DATA IN THIS EXERCISE:
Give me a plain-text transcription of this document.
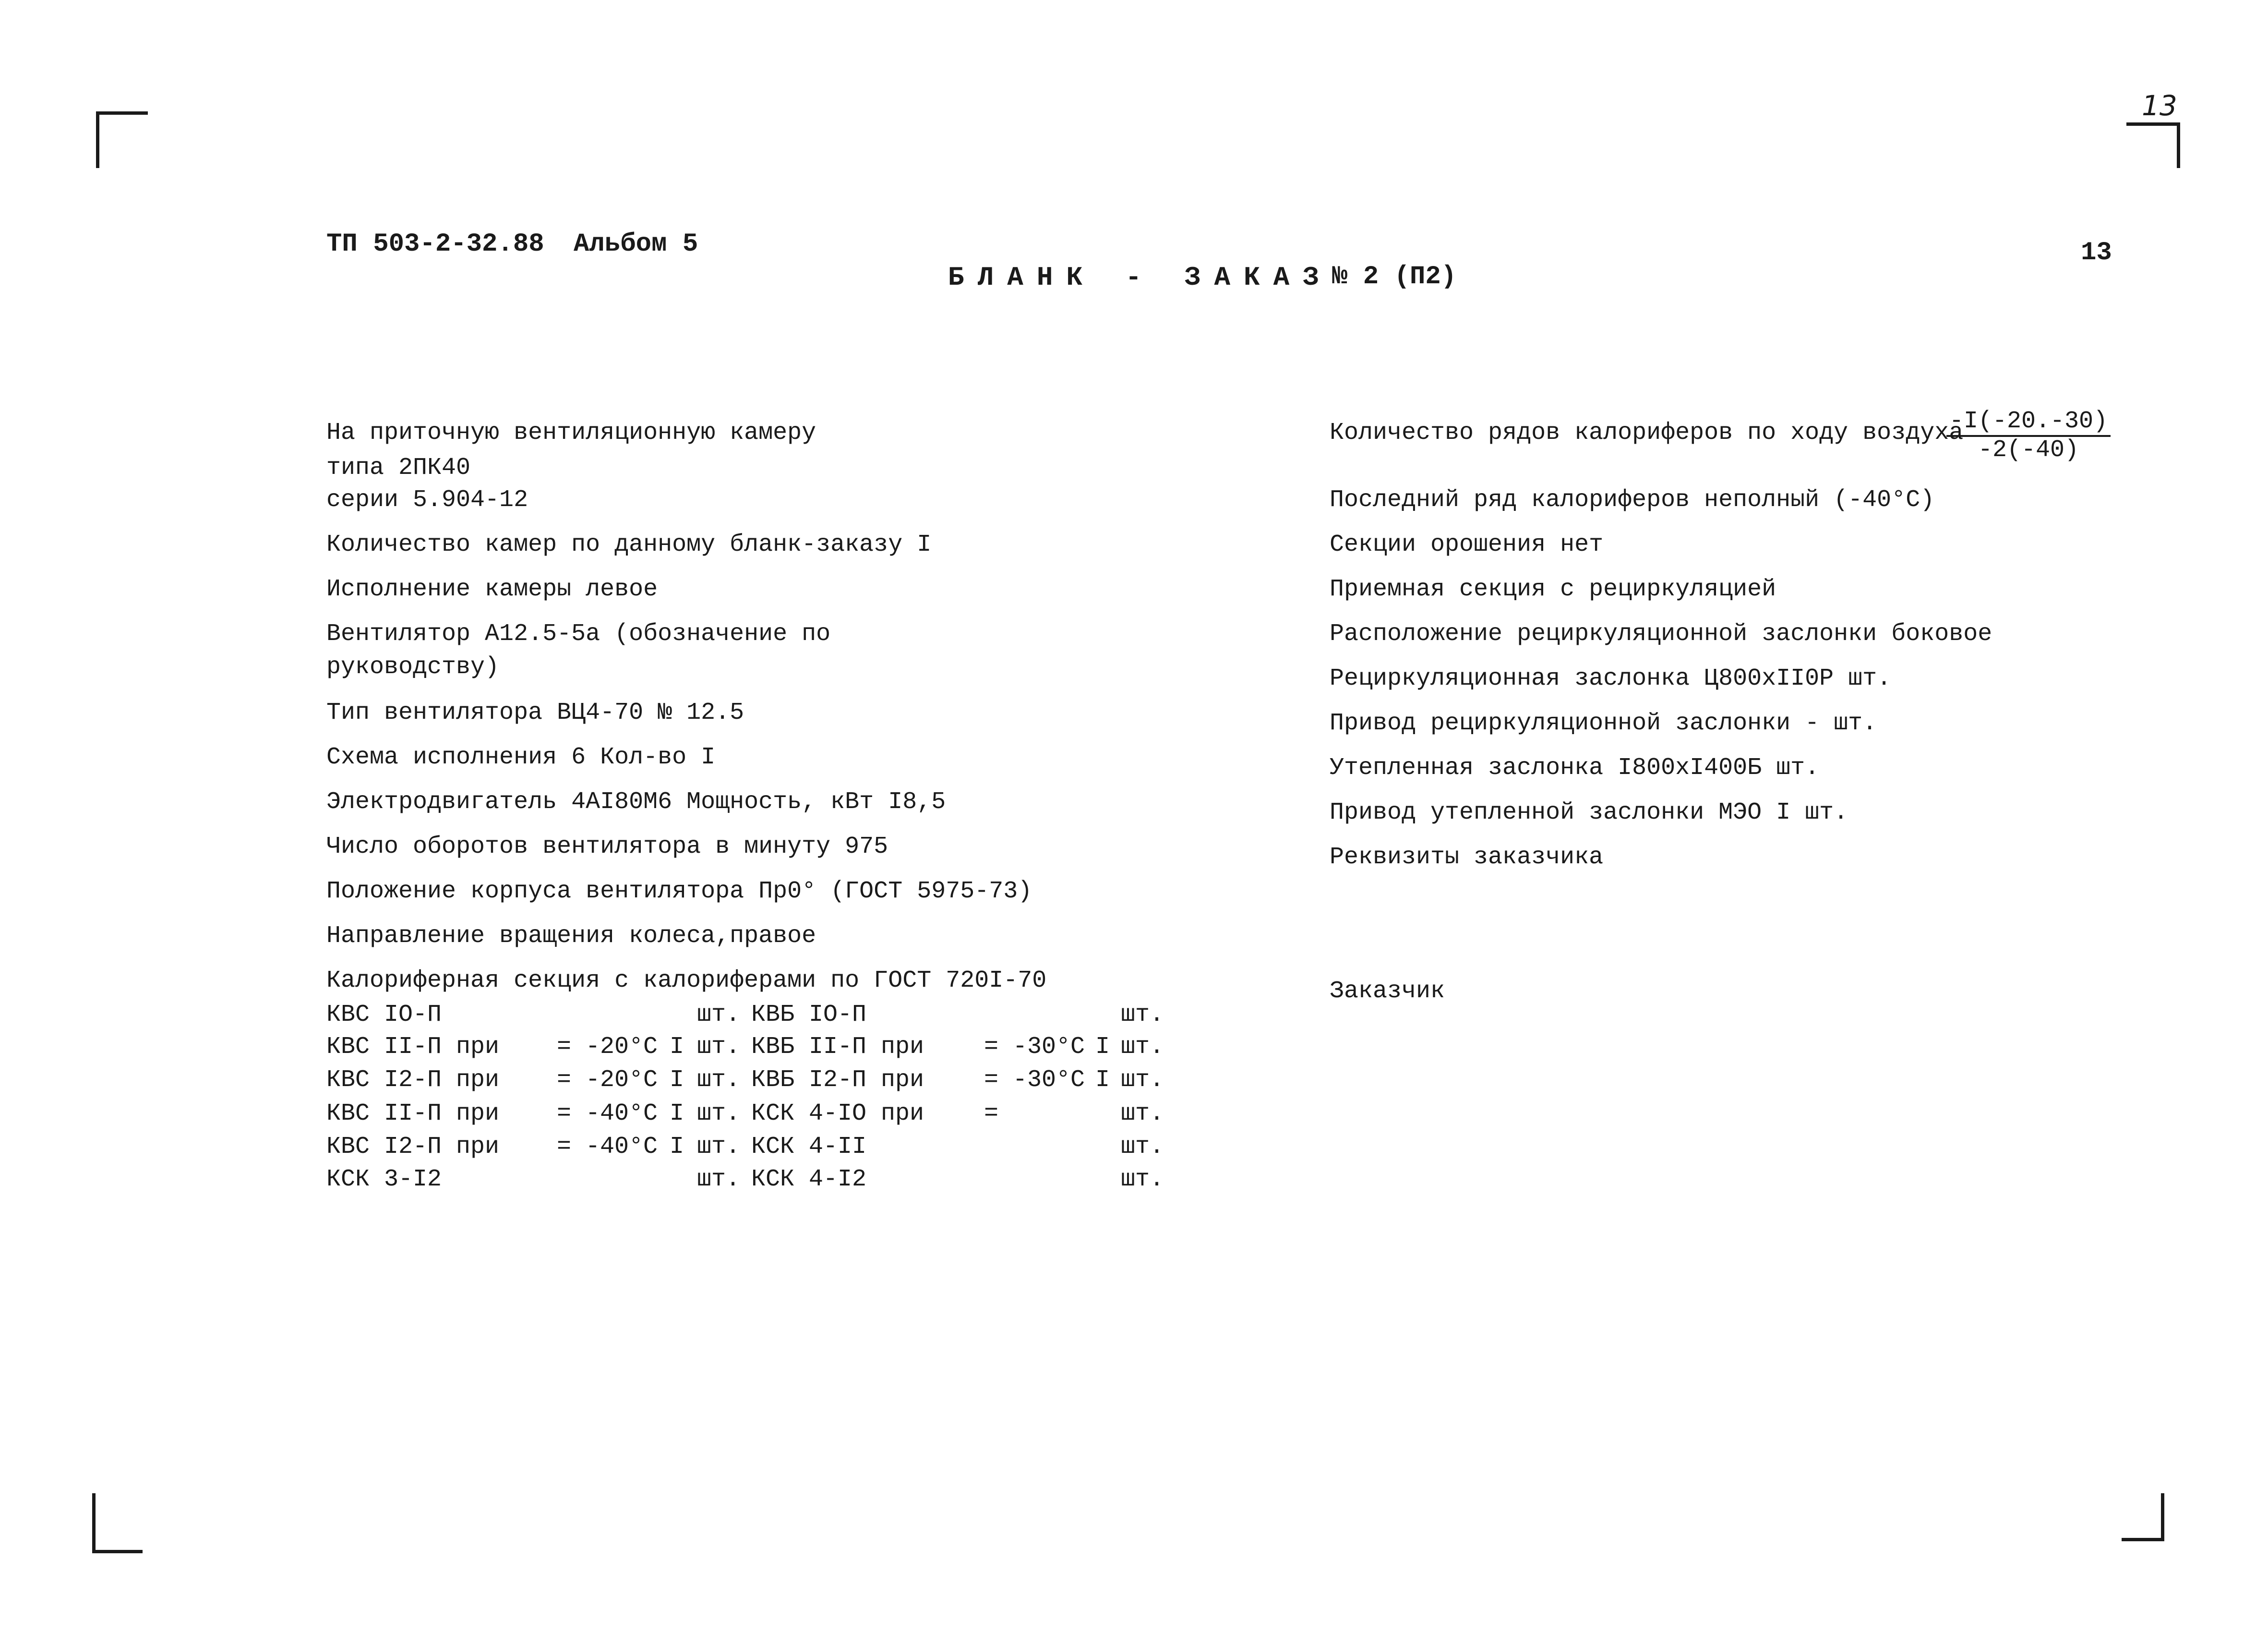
13
ТП 503-2-32.88 Альбом 5
БЛАНК - ЗАКАЗ № 2 (П2)
13
На приточную вентиляционную камеру
типа 2ПК40
серии 5.904-12
Количество камер по данному бланк-заказу I
Исполнение камеры левое
Вентилятор А12.5-5а (обозначение по
руководству)
Тип вентилятора ВЦ4-70 № 12.5
Схема исполнения 6 Кол-во I
Электродвигатель 4АI80М6 Мощность, кВт I8,5
Число оборотов вентилятора в минуту 975
Положение корпуса вентилятора Пр0° (ГОСТ 5975-73)
Направление вращения колеса,правое
Калориферная секция с калориферами по ГОСТ 720I-70
КВС IO-П	шт. КВБ IO-П	шт.
КВС II-П при = -20°С I шт. КВБ II-П при = -30°С I шт.
КВС I2-П при = -20°С I шт. КВБ I2-П при = -30°С I шт.
КВС II-П при = -40°С I шт. КСК 4-IO при =	шт.
КВС I2-П при = -40°С I шт. КСК 4-II	шт.
КСК 3-I2	шт. КСК 4-I2	шт.
Количество рядов калориферов по ходу воздуха
$\frac{-I(-20.-30)}{-2(-40)}$
Последний ряд калориферов неполный (-40°С)
Секции орошения нет
Приемная секция с рециркуляцией
Расположение рециркуляционной заслонки боковое
Рециркуляционная заслонка Ц800хII0Р шт.
Привод рециркуляционной заслонки - шт.
Утепленная заслонка I800хI400Б шт.
Привод утепленной заслонки МЭО I шт.
Реквизиты заказчика
Заказчик
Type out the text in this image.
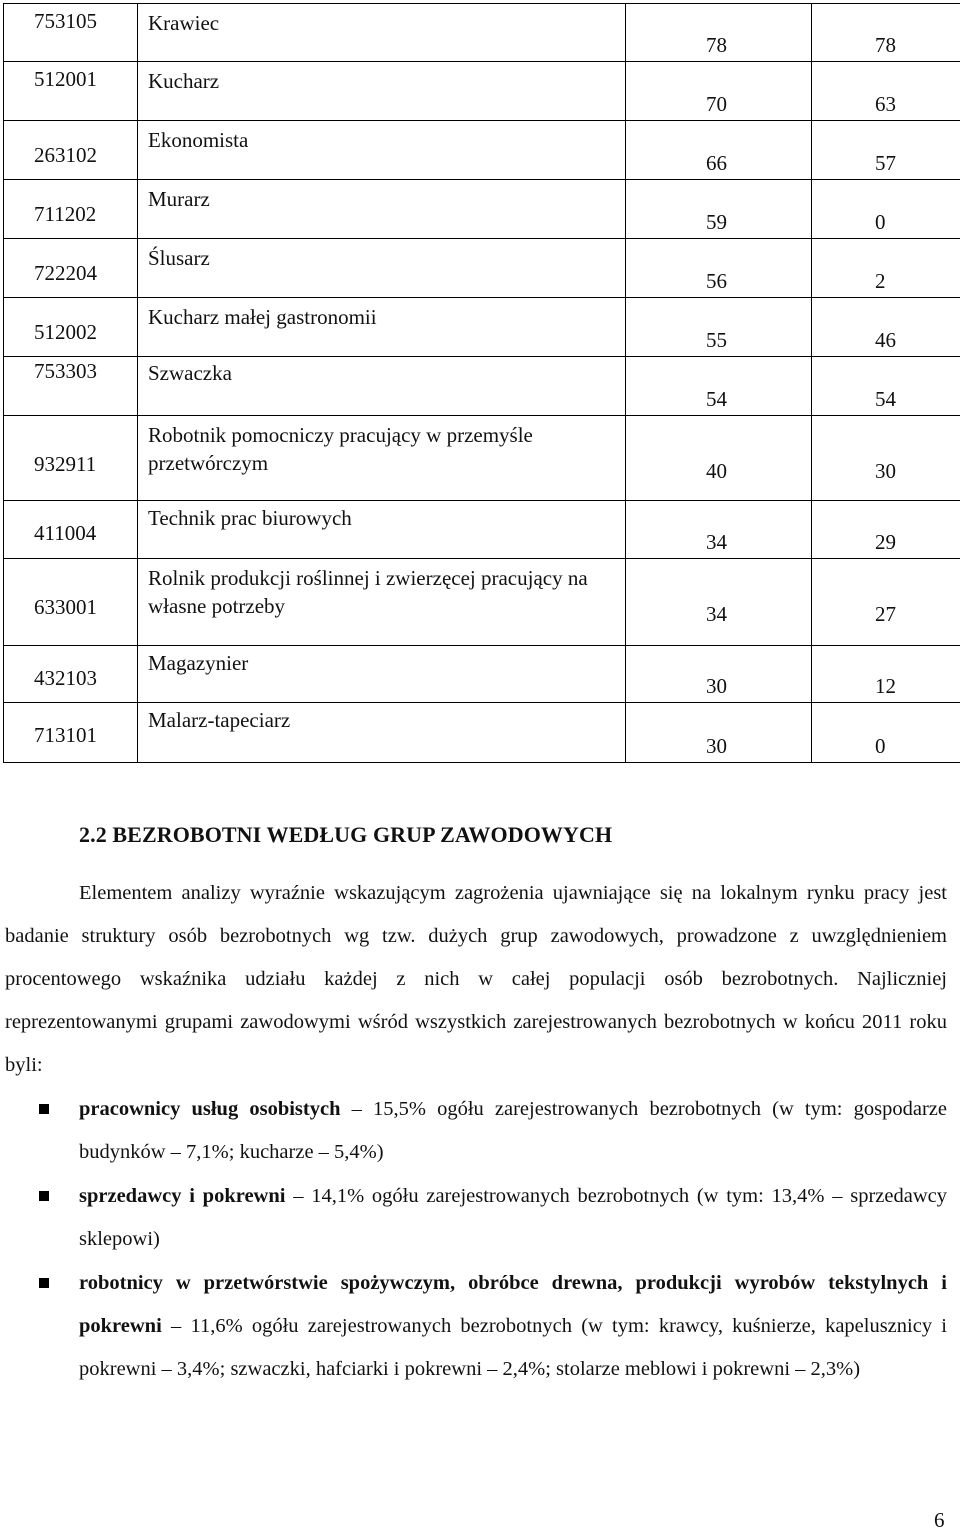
753105	Krawiec	78	78
512001	Kucharz	70	63
263102	Ekonomista	66	57
711202	Murarz	59	0
722204	Ślusarz	56	2
512002	Kucharz małej gastronomii	55	46
753303	Szwaczka	54	54
932911	Robotnik pomocniczy pracujący w przemyśle przetwórczym	40	30
411004	Technik prac biurowych	34	29
633001	Rolnik produkcji roślinnej i zwierzęcej pracujący na własne potrzeby	34	27
432103	Magazynier	30	12
713101	Malarz-tapeciarz	30	0
2.2 BEZROBOTNI WEDŁUG GRUP ZAWODOWYCH

Elementem analizy wyraźnie wskazującym zagrożenia ujawniające się na lokalnym rynku pracy jest badanie struktury osób bezrobotnych wg tzw. dużych grup zawodowych, prowadzone z uwzględnieniem procentowego wskaźnika udziału każdej z nich w całej populacji osób bezrobotnych. Najliczniej reprezentowanymi grupami zawodowymi wśród wszystkich zarejestrowanych bezrobotnych w końcu 2011 roku byli:

pracownicy usług osobistych – 15,5% ogółu zarejestrowanych bezrobotnych (w tym: gospodarze budynków – 7,1%; kucharze – 5,4%)
sprzedawcy i pokrewni – 14,1% ogółu zarejestrowanych bezrobotnych (w tym: 13,4% – sprzedawcy sklepowi)
robotnicy w przetwórstwie spożywczym, obróbce drewna, produkcji wyrobów tekstylnych i pokrewni – 11,6% ogółu zarejestrowanych bezrobotnych (w tym: krawcy, kuśnierze, kapelusznicy i pokrewni – 3,4%; szwaczki, hafciarki i pokrewni – 2,4%; stolarze meblowi i pokrewni – 2,3%)
6
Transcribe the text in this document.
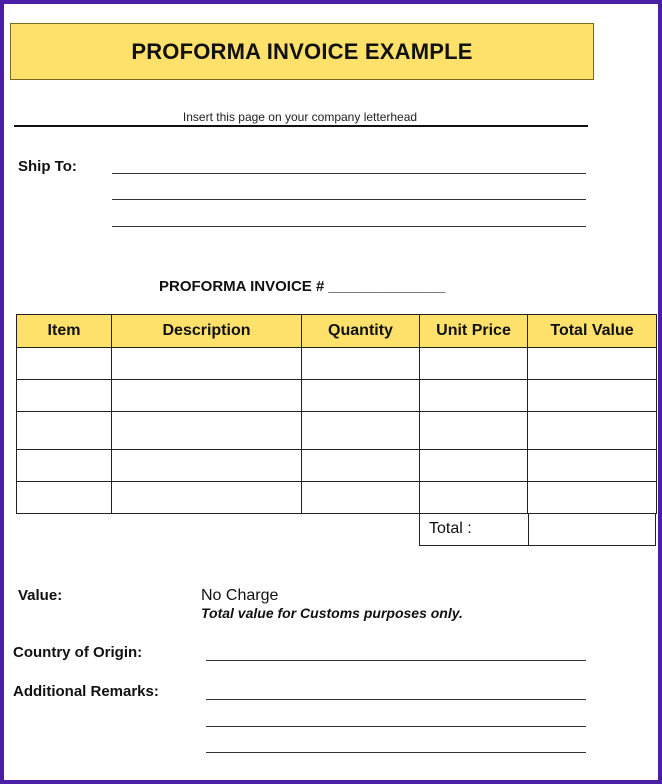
PROFORMA INVOICE EXAMPLE
Insert this page on your company letterhead
Ship To:
PROFORMA INVOICE # ______________
Item	Description	Quantity	Unit Price	Total Value

Total :
Value:	No Charge
Total value for Customs purposes only.
Country of Origin:
Additional Remarks:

WHAT TO PRODUCE:
Search the listing for the string "заслонки". Copy each line where it turns up.

ANSWER TO THIS TASK:
Расположение рециркуляционной заслонки боковое
Привод рециркуляционной заслонки - шт.
Привод утепленной заслонки МЭО I шт.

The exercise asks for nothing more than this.